TASK TO CARRY OUT: Copy out each line exactly as it appears.

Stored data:
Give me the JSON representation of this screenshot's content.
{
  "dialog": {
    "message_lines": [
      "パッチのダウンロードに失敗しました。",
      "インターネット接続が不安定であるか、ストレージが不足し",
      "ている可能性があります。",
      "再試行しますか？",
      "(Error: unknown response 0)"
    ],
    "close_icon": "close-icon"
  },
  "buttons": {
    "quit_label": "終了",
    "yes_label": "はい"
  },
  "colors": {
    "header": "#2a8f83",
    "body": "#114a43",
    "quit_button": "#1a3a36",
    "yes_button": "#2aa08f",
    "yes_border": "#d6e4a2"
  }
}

ANSWER TO THE PROBLEM:
Give me the JSON representation of this screenshot's content.
{
  "dialog": {
    "message_lines": [
      "パッチのダウンロードに失敗しました。",
      "インターネット接続が不安定であるか、ストレージが不足し",
      "ている可能性があります。",
      "再試行しますか？",
      "(Error: unknown response 0)"
    ],
    "close_icon": "close-icon"
  },
  "buttons": {
    "quit_label": "終了",
    "yes_label": "はい"
  },
  "colors": {
    "header": "#2a8f83",
    "body": "#114a43",
    "quit_button": "#1a3a36",
    "yes_button": "#2aa08f",
    "yes_border": "#d6e4a2"
  }
}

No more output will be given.